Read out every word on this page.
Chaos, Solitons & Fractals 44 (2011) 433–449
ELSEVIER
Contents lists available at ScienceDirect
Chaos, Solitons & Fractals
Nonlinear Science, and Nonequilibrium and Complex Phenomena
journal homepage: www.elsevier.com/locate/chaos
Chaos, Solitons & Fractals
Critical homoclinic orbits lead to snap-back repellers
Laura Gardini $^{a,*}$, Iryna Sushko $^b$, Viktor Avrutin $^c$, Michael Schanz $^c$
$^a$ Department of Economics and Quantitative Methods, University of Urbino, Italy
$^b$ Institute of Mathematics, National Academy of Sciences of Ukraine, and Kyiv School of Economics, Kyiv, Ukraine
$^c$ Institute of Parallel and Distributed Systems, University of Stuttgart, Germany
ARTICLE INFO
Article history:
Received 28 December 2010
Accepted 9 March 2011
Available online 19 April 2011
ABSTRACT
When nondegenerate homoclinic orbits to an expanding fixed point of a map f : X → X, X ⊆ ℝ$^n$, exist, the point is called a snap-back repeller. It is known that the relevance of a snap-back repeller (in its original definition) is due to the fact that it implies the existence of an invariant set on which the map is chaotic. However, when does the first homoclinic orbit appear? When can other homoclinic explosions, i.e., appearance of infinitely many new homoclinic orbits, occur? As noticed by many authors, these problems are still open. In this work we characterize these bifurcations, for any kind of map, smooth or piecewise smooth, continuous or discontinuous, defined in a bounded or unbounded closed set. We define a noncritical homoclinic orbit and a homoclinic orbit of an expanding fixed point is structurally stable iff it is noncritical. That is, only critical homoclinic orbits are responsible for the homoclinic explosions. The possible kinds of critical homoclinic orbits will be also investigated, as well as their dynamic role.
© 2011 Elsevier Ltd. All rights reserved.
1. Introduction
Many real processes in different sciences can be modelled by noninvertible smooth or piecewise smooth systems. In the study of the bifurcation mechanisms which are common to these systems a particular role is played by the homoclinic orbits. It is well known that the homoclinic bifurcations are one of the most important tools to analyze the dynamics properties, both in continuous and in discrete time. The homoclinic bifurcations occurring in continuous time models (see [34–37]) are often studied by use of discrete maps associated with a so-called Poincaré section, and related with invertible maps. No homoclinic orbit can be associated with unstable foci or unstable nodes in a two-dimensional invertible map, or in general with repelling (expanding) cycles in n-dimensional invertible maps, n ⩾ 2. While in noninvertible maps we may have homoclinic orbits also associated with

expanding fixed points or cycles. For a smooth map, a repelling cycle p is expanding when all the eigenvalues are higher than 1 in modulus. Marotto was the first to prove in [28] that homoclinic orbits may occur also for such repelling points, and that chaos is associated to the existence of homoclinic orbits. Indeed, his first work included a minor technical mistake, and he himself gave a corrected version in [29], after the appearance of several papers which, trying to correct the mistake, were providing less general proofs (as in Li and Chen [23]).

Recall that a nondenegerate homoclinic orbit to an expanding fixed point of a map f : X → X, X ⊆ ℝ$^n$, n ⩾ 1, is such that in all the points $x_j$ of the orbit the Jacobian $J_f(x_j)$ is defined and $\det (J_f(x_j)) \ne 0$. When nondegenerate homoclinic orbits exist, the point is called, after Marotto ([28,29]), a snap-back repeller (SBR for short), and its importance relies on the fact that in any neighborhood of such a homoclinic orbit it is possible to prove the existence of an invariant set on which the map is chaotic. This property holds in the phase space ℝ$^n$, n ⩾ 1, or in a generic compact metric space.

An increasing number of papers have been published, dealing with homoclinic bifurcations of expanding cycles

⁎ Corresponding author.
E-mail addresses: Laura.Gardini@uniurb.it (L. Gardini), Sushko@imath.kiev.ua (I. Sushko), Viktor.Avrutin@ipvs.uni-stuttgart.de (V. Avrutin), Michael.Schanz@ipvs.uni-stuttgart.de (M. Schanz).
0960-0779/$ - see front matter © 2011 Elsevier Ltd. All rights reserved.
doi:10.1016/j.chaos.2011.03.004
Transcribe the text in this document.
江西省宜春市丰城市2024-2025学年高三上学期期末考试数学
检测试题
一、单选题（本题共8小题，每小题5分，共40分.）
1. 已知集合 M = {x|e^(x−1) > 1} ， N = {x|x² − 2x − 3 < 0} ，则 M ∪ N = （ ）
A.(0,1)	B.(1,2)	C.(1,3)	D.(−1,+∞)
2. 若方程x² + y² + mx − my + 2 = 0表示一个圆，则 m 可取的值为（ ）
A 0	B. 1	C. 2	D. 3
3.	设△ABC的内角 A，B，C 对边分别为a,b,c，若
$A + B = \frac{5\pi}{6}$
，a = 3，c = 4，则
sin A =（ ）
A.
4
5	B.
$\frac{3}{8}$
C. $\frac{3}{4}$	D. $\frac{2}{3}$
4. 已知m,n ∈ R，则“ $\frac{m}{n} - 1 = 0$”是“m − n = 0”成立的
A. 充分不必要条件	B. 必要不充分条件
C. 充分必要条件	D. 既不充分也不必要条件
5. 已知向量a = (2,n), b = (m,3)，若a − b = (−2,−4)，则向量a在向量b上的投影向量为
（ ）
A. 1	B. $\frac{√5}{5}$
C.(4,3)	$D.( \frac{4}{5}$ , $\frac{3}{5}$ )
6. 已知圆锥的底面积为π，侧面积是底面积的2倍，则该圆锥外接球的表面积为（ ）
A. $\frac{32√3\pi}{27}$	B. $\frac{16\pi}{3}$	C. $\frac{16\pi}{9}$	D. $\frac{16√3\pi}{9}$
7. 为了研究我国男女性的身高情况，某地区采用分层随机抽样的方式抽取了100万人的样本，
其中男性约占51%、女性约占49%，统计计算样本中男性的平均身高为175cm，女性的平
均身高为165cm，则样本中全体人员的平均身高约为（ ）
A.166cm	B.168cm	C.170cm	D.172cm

- Exercise directions: Copy exactly the line containing "Transcribe the text in this document." and every line after it, ending with the last line of the records above.

- Complete answer:
Transcribe the text in this document.
江西省宜春市丰城市2024-2025学年高三上学期期末考试数学
检测试题
一、单选题（本题共8小题，每小题5分，共40分.）
1. 已知集合 M = {x|e^(x−1) > 1} ， N = {x|x² − 2x − 3 < 0} ，则 M ∪ N = （ ）
A.(0,1)	B.(1,2)	C.(1,3)	D.(−1,+∞)
2. 若方程x² + y² + mx − my + 2 = 0表示一个圆，则 m 可取的值为（ ）
A 0	B. 1	C. 2	D. 3
3.	设△ABC的内角 A，B，C 对边分别为a,b,c，若
$A + B = \frac{5\pi}{6}$
，a = 3，c = 4，则
sin A =（ ）
A.
4
5	B.
$\frac{3}{8}$
C. $\frac{3}{4}$	D. $\frac{2}{3}$
4. 已知m,n ∈ R，则“ $\frac{m}{n} - 1 = 0$”是“m − n = 0”成立的
A. 充分不必要条件	B. 必要不充分条件
C. 充分必要条件	D. 既不充分也不必要条件
5. 已知向量a = (2,n), b = (m,3)，若a − b = (−2,−4)，则向量a在向量b上的投影向量为
（ ）
A. 1	B. $\frac{√5}{5}$
C.(4,3)	$D.( \frac{4}{5}$ , $\frac{3}{5}$ )
6. 已知圆锥的底面积为π，侧面积是底面积的2倍，则该圆锥外接球的表面积为（ ）
A. $\frac{32√3\pi}{27}$	B. $\frac{16\pi}{3}$	C. $\frac{16\pi}{9}$	D. $\frac{16√3\pi}{9}$
7. 为了研究我国男女性的身高情况，某地区采用分层随机抽样的方式抽取了100万人的样本，
其中男性约占51%、女性约占49%，统计计算样本中男性的平均身高为175cm，女性的平
均身高为165cm，则样本中全体人员的平均身高约为（ ）
A.166cm	B.168cm	C.170cm	D.172cm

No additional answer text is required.